Your objective
Extract every record, exactly as written, and ignore the pictures.

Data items
═══

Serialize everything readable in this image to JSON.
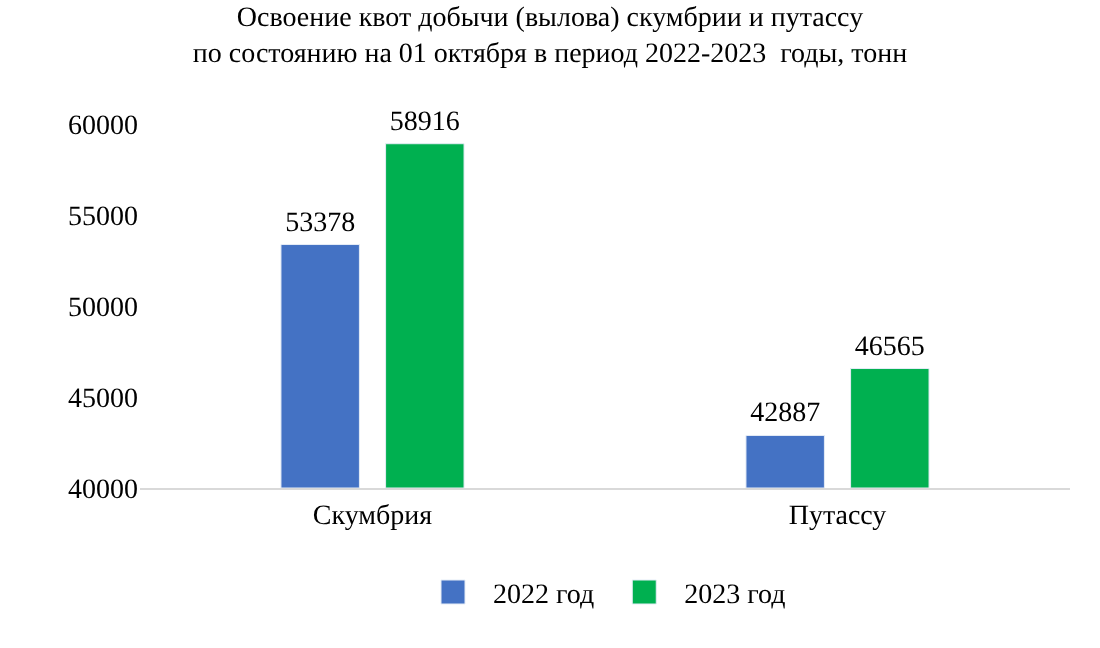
{
  "chart_data": {
    "type": "bar",
    "title": "Освоение квот добычи (вылова) скумбрии и путассу\nпо состоянию на 01 октября в период 2022-2023  годы, тонн",
    "categories": [
      "Скумбрия",
      "Путассу"
    ],
    "series": [
      {
        "name": "2022 год",
        "color": "#4472c4",
        "values": [
          53378,
          42887
        ]
      },
      {
        "name": "2023 год",
        "color": "#00b050",
        "values": [
          58916,
          46565
        ]
      }
    ],
    "ylim": [
      40000,
      60000
    ],
    "yticks": [
      40000,
      45000,
      50000,
      55000,
      60000
    ],
    "legend": "bottom",
    "data_labels": true
  }
}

═══

Output for this exercise
Serialize everything readable in this image to JSON.
{
  "chart_data": {
    "type": "bar",
    "title": "Освоение квот добычи (вылова) скумбрии и путассу\nпо состоянию на 01 октября в период 2022-2023  годы, тонн",
    "categories": [
      "Скумбрия",
      "Путассу"
    ],
    "series": [
      {
        "name": "2022 год",
        "color": "#4472c4",
        "values": [
          53378,
          42887
        ]
      },
      {
        "name": "2023 год",
        "color": "#00b050",
        "values": [
          58916,
          46565
        ]
      }
    ],
    "ylim": [
      40000,
      60000
    ],
    "yticks": [
      40000,
      45000,
      50000,
      55000,
      60000
    ],
    "legend": "bottom",
    "data_labels": true
  }
}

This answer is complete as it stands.